**Task to complete**
Single out the lines that include the word "Critical". Copy them.

**Information given**
————

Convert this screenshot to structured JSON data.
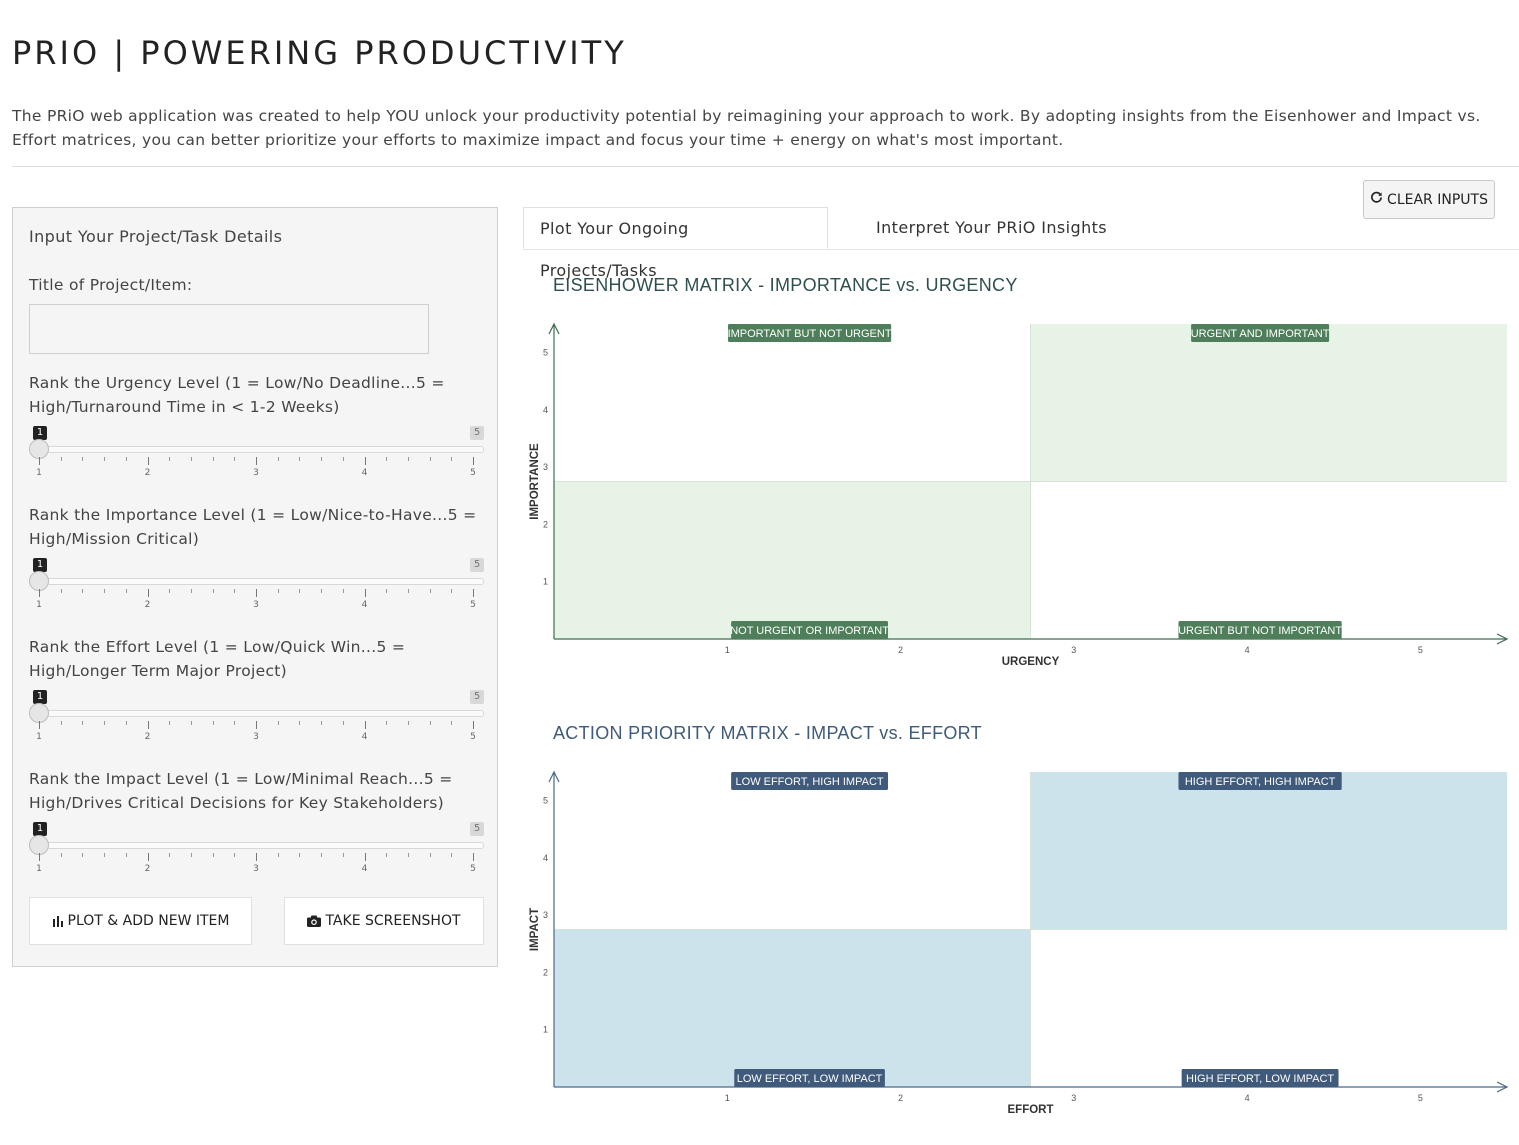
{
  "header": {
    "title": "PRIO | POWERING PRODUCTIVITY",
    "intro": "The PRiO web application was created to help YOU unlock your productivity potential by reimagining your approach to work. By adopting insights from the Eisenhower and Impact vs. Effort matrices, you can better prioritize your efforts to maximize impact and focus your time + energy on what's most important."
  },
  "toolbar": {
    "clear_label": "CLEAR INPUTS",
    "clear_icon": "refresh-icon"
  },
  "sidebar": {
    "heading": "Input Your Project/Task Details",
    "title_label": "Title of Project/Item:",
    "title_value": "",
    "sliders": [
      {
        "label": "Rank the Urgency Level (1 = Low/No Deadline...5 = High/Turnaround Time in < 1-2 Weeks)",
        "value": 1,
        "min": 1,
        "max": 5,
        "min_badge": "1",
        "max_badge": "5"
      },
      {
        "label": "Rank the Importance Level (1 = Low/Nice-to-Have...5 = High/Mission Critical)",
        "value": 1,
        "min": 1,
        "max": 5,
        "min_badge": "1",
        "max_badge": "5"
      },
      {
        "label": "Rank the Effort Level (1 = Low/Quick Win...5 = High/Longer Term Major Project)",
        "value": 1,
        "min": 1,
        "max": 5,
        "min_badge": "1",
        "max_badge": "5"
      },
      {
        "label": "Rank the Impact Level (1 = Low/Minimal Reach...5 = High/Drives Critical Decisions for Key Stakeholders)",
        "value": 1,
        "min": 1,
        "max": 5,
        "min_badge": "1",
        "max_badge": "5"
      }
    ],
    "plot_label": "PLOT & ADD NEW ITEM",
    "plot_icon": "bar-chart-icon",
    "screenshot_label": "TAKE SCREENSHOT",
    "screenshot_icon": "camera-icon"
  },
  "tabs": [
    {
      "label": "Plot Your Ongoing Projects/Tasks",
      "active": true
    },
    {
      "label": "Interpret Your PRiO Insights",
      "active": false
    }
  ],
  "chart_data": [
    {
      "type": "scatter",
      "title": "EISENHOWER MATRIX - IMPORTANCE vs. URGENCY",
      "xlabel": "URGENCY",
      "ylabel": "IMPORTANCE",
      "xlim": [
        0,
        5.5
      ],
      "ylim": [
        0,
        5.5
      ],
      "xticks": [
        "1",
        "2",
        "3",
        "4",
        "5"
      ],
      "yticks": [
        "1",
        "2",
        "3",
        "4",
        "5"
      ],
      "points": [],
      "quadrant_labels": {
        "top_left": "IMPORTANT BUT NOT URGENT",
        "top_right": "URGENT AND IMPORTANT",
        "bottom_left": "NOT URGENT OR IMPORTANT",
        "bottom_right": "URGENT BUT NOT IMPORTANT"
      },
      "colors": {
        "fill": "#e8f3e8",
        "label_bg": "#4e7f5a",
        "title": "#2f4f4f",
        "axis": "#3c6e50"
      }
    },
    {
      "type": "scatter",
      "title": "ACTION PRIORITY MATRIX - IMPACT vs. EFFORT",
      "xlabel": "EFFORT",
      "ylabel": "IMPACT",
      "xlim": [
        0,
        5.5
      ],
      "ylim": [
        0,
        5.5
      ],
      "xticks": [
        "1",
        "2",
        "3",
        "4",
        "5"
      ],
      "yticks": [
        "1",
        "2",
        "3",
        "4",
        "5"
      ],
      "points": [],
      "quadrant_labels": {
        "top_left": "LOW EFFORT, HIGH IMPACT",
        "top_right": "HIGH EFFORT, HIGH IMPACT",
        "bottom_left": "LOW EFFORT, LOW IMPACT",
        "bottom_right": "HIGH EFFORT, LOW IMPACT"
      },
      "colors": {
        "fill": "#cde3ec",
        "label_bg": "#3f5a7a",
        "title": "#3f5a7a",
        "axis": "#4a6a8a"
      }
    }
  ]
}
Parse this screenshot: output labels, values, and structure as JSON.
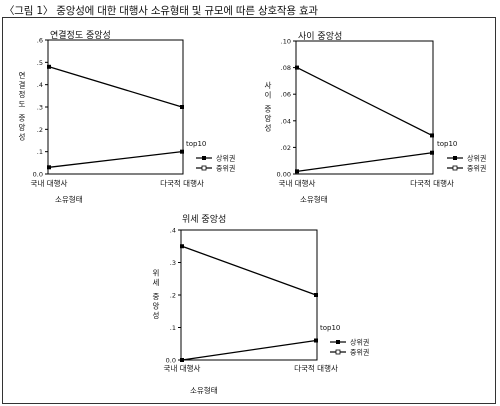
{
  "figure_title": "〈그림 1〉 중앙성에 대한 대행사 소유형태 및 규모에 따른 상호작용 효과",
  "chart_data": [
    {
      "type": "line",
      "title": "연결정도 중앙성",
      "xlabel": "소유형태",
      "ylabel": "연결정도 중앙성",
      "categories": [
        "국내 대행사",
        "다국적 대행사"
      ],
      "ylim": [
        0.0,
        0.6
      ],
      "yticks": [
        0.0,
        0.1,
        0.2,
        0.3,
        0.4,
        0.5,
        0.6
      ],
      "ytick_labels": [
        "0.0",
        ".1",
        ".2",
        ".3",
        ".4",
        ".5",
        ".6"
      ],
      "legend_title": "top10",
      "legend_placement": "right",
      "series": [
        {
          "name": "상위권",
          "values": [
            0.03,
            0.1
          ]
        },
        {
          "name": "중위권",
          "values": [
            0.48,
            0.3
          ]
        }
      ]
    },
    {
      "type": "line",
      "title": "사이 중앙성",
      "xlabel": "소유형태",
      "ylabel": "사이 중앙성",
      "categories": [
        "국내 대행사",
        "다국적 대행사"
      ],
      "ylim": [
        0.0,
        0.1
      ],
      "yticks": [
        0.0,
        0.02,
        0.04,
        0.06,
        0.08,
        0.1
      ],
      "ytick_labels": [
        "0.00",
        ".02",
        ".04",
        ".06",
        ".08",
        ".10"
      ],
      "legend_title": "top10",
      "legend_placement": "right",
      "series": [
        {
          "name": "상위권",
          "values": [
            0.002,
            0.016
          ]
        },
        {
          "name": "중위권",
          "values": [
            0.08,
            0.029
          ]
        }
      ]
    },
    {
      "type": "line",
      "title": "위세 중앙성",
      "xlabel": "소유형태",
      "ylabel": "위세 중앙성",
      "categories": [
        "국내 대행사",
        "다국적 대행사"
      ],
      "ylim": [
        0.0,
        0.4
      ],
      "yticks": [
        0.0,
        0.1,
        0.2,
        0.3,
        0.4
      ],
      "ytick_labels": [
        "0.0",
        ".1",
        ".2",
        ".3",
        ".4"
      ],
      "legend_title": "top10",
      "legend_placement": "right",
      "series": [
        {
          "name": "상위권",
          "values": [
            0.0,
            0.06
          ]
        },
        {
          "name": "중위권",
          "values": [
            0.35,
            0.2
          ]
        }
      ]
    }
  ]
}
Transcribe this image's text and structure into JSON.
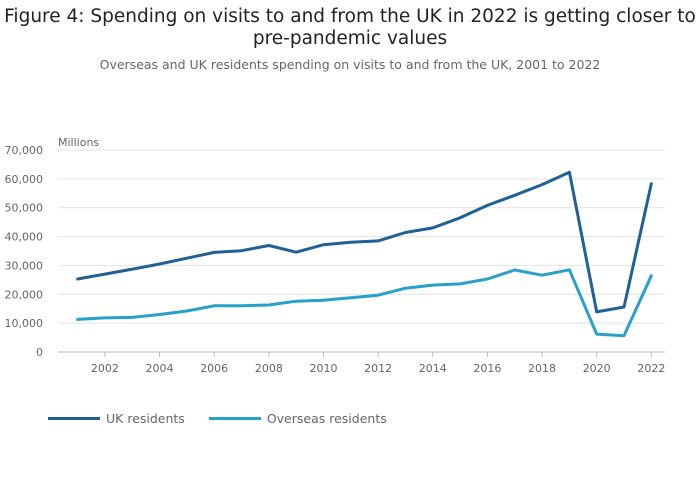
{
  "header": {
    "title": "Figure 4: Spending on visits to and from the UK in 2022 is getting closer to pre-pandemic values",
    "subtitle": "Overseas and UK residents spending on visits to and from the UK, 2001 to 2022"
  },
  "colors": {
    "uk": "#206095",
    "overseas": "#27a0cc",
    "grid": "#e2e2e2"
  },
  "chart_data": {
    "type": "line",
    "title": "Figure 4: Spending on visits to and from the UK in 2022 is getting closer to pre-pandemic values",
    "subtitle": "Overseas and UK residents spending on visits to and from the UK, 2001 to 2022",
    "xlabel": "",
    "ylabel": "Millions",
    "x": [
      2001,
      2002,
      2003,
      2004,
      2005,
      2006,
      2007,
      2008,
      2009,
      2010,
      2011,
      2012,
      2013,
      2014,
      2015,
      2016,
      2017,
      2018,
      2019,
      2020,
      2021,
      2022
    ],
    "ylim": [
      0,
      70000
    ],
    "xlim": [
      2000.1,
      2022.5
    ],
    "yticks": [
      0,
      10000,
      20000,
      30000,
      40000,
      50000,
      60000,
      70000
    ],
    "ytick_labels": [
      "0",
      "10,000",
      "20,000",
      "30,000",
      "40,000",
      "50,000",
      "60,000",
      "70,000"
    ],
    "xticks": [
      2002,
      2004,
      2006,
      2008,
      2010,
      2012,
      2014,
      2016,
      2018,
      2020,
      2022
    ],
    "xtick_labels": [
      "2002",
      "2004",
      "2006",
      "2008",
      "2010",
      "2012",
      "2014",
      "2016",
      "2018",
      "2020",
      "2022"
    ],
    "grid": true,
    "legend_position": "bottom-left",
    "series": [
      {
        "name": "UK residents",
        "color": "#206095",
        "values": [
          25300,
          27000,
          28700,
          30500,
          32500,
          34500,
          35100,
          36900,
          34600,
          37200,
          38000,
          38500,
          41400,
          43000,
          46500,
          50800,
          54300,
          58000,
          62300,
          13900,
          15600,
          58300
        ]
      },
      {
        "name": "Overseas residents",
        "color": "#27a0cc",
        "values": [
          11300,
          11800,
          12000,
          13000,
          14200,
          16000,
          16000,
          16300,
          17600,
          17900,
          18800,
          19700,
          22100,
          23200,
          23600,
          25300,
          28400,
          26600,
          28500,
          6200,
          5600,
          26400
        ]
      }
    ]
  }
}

————

**Answer to the exercise**
        "label": "Rank the Importance Level (1 = Low/Nice-to-Have...5 = High/Mission Critical)",
        "label": "Rank the Impact Level (1 = Low/Minimal Reach...5 = High/Drives Critical Decisions for Key Stakeholders)",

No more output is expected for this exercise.